> _Prompt_
Where a line in the listing contains the string "selection", copy that line out.

> _Record excerpts_
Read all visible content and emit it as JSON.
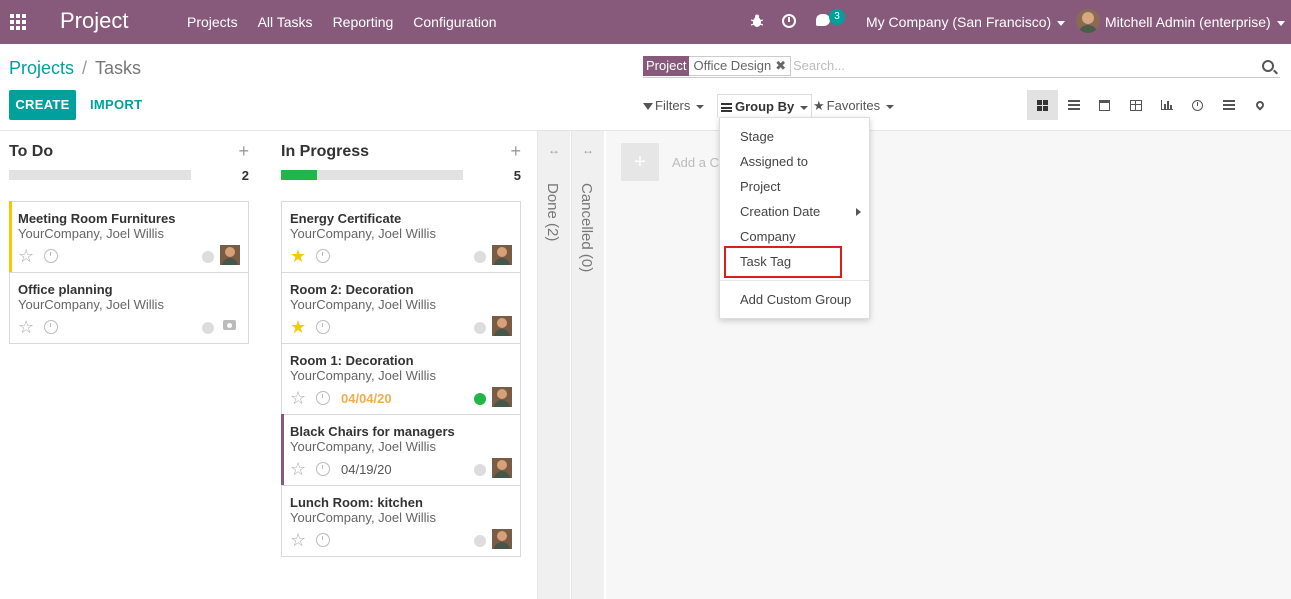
{
  "navbar": {
    "app_title": "Project",
    "menu": [
      "Projects",
      "All Tasks",
      "Reporting",
      "Configuration"
    ],
    "chat_badge": "3",
    "company": "My Company (San Francisco)",
    "user": "Mitchell Admin (enterprise)",
    "accent": "#875a7b"
  },
  "breadcrumb": {
    "parent": "Projects",
    "current": "Tasks"
  },
  "buttons": {
    "create": "CREATE",
    "import": "IMPORT"
  },
  "search": {
    "facet_category": "Project",
    "facet_value": "Office Design",
    "facet_remove": "✖",
    "placeholder": "Search..."
  },
  "filters": {
    "filters": "Filters",
    "group_by": "Group By",
    "favorites": "Favorites"
  },
  "views": [
    "kanban",
    "list",
    "calendar",
    "pivot",
    "graph",
    "activity",
    "gantt",
    "map"
  ],
  "groupby_menu": {
    "items": [
      "Stage",
      "Assigned to",
      "Project",
      "Creation Date",
      "Company",
      "Task Tag"
    ],
    "custom": "Add Custom Group",
    "highlighted": "Task Tag"
  },
  "columns": [
    {
      "title": "To Do",
      "count": "2",
      "plus": "+",
      "progress_done": 0,
      "cards": [
        {
          "title": "Meeting Room Furnitures",
          "sub": "YourCompany, Joel Willis",
          "date": "",
          "starred": false,
          "state": "grey",
          "accent": "#f3cc00"
        },
        {
          "title": "Office planning",
          "sub": "YourCompany, Joel Willis",
          "date": "",
          "starred": false,
          "state": "grey",
          "accent": ""
        }
      ]
    },
    {
      "title": "In Progress",
      "count": "5",
      "plus": "+",
      "progress_done": 0.2,
      "cards": [
        {
          "title": "Energy Certificate",
          "sub": "YourCompany, Joel Willis",
          "date": "",
          "starred": true,
          "state": "grey",
          "accent": ""
        },
        {
          "title": "Room 2: Decoration",
          "sub": "YourCompany, Joel Willis",
          "date": "",
          "starred": true,
          "state": "grey",
          "accent": ""
        },
        {
          "title": "Room 1: Decoration",
          "sub": "YourCompany, Joel Willis",
          "date": "04/04/20",
          "starred": false,
          "state": "green",
          "accent": ""
        },
        {
          "title": "Black Chairs for managers",
          "sub": "YourCompany, Joel Willis",
          "date": "04/19/20",
          "starred": false,
          "state": "grey",
          "accent": "#875a7b"
        },
        {
          "title": "Lunch Room: kitchen",
          "sub": "YourCompany, Joel Willis",
          "date": "",
          "starred": false,
          "state": "grey",
          "accent": ""
        }
      ]
    }
  ],
  "folded": [
    {
      "label": "Done (2)",
      "arrow": "↔"
    },
    {
      "label": "Cancelled (0)",
      "arrow": "↔"
    }
  ],
  "add_column": {
    "plus": "+",
    "text": "Add a Co"
  }
}
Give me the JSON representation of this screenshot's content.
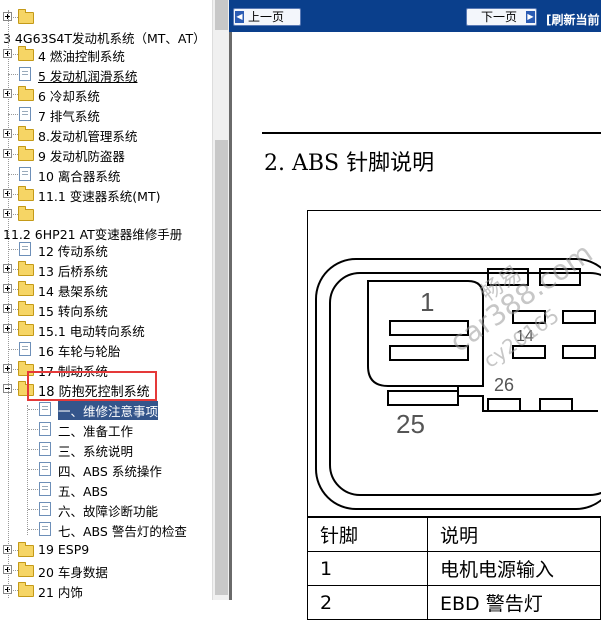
{
  "tree": {
    "items": [
      {
        "label": "",
        "type": "folder",
        "expander": "plus"
      },
      {
        "label": "3 4G63S4T发动机系统（MT、AT）",
        "type": "text"
      },
      {
        "label": "4 燃油控制系统",
        "type": "folder",
        "expander": "plus"
      },
      {
        "label": "5 发动机润滑系统",
        "type": "page",
        "underlined": true
      },
      {
        "label": "6 冷却系统",
        "type": "folder",
        "expander": "plus"
      },
      {
        "label": "7 排气系统",
        "type": "page"
      },
      {
        "label": "8.发动机管理系统",
        "type": "folder",
        "expander": "plus"
      },
      {
        "label": "9 发动机防盗器",
        "type": "folder",
        "expander": "plus"
      },
      {
        "label": "10 离合器系统",
        "type": "page"
      },
      {
        "label": "11.1 变速器系统(MT)",
        "type": "folder",
        "expander": "plus"
      },
      {
        "label": "",
        "type": "folder",
        "expander": "plus"
      },
      {
        "label": "11.2 6HP21 AT变速器维修手册",
        "type": "text"
      },
      {
        "label": "12 传动系统",
        "type": "page"
      },
      {
        "label": "13 后桥系统",
        "type": "folder",
        "expander": "plus"
      },
      {
        "label": "14 悬架系统",
        "type": "folder",
        "expander": "plus"
      },
      {
        "label": "15 转向系统",
        "type": "folder",
        "expander": "plus"
      },
      {
        "label": "15.1 电动转向系统",
        "type": "folder",
        "expander": "plus"
      },
      {
        "label": "16 车轮与轮胎",
        "type": "page"
      },
      {
        "label": "17 制动系统",
        "type": "folder",
        "expander": "plus"
      },
      {
        "label": "18 防抱死控制系统",
        "type": "folder",
        "expander": "minus"
      },
      {
        "label": "一、维修注意事项",
        "type": "page",
        "child": true,
        "selected": true
      },
      {
        "label": "二、准备工作",
        "type": "page",
        "child": true
      },
      {
        "label": "三、系统说明",
        "type": "page",
        "child": true
      },
      {
        "label": "四、ABS 系统操作",
        "type": "page",
        "child": true
      },
      {
        "label": "五、ABS",
        "type": "page",
        "child": true
      },
      {
        "label": "六、故障诊断功能",
        "type": "page",
        "child": true
      },
      {
        "label": "七、ABS 警告灯的检查",
        "type": "page",
        "child": true
      },
      {
        "label": "19 ESP9",
        "type": "folder",
        "expander": "plus"
      },
      {
        "label": "20 车身数据",
        "type": "folder",
        "expander": "plus"
      },
      {
        "label": "21 内饰",
        "type": "folder",
        "expander": "plus"
      }
    ]
  },
  "toolbar": {
    "prev_label": "上一页",
    "next_label": "下一页",
    "refresh_label": "[刷新当前"
  },
  "doc": {
    "heading": "2. ABS 针脚说明",
    "diagram_labels": [
      "1",
      "14",
      "26",
      "25"
    ],
    "table": {
      "headers": [
        "针脚",
        "说明"
      ],
      "rows": [
        [
          "1",
          "电机电源输入"
        ],
        [
          "2",
          "EBD 警告灯"
        ]
      ]
    },
    "watermark": [
      "畅易",
      "car388.com",
      "cy20165"
    ]
  },
  "colors": {
    "toolbar_bg": "#0a3f8c",
    "selection": "#34558b",
    "highlight_box": "#e53939"
  }
}
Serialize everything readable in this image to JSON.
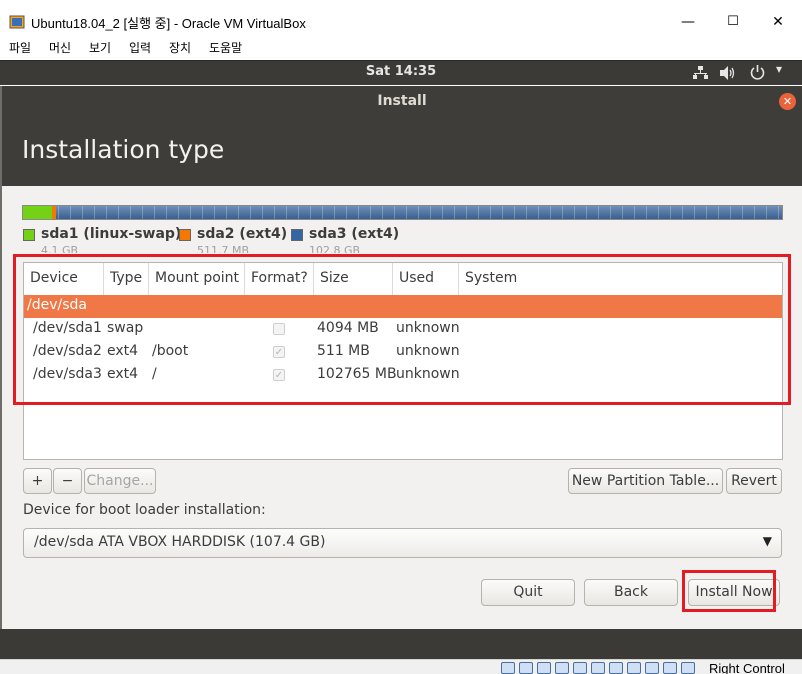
{
  "host_window": {
    "title": "Ubuntu18.04_2 [실행 중] - Oracle VM VirtualBox",
    "menu": [
      "파일",
      "머신",
      "보기",
      "입력",
      "장치",
      "도움말"
    ],
    "controls": {
      "minimize": "—",
      "maximize": "☐",
      "close": "✕"
    }
  },
  "top_panel": {
    "clock": "Sat 14:35"
  },
  "installer": {
    "window_title": "Install",
    "page_title": "Installation type",
    "disk_bar": {
      "segments": [
        {
          "name": "sda1",
          "fraction": 0.038,
          "color": "#73d216"
        },
        {
          "name": "sda2",
          "fraction": 0.005,
          "color": "#f57900"
        },
        {
          "name": "sda3",
          "fraction": 0.957,
          "color": "#3465a4"
        }
      ]
    },
    "legend": [
      {
        "name": "sda1 (linux-swap)",
        "size": "4.1 GB",
        "color": "#73d216"
      },
      {
        "name": "sda2 (ext4)",
        "size": "511.7 MB",
        "color": "#f57900"
      },
      {
        "name": "sda3 (ext4)",
        "size": "102.8 GB",
        "color": "#3465a4"
      }
    ],
    "table": {
      "columns": [
        "Device",
        "Type",
        "Mount point",
        "Format?",
        "Size",
        "Used",
        "System"
      ],
      "selected_row": "/dev/sda",
      "rows": [
        {
          "device": "/dev/sda1",
          "type": "swap",
          "mount": "",
          "format": false,
          "size": "4094 MB",
          "used": "unknown",
          "system": ""
        },
        {
          "device": "/dev/sda2",
          "type": "ext4",
          "mount": "/boot",
          "format": true,
          "size": "511 MB",
          "used": "unknown",
          "system": ""
        },
        {
          "device": "/dev/sda3",
          "type": "ext4",
          "mount": "/",
          "format": true,
          "size": "102765 MB",
          "used": "unknown",
          "system": ""
        }
      ]
    },
    "buttons": {
      "add": "+",
      "remove": "−",
      "change": "Change...",
      "new_table": "New Partition Table...",
      "revert": "Revert",
      "quit": "Quit",
      "back": "Back",
      "install": "Install Now"
    },
    "boot_loader": {
      "label": "Device for boot loader installation:",
      "value": "/dev/sda    ATA VBOX HARDDISK (107.4 GB)"
    }
  },
  "status_bar": {
    "host_key": "Right Control"
  },
  "colors": {
    "selection": "#f07746",
    "highlight_box": "#e31b23"
  }
}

> _Completed exercise_
    "selection": "#34558b",
    "selection": "#f07746",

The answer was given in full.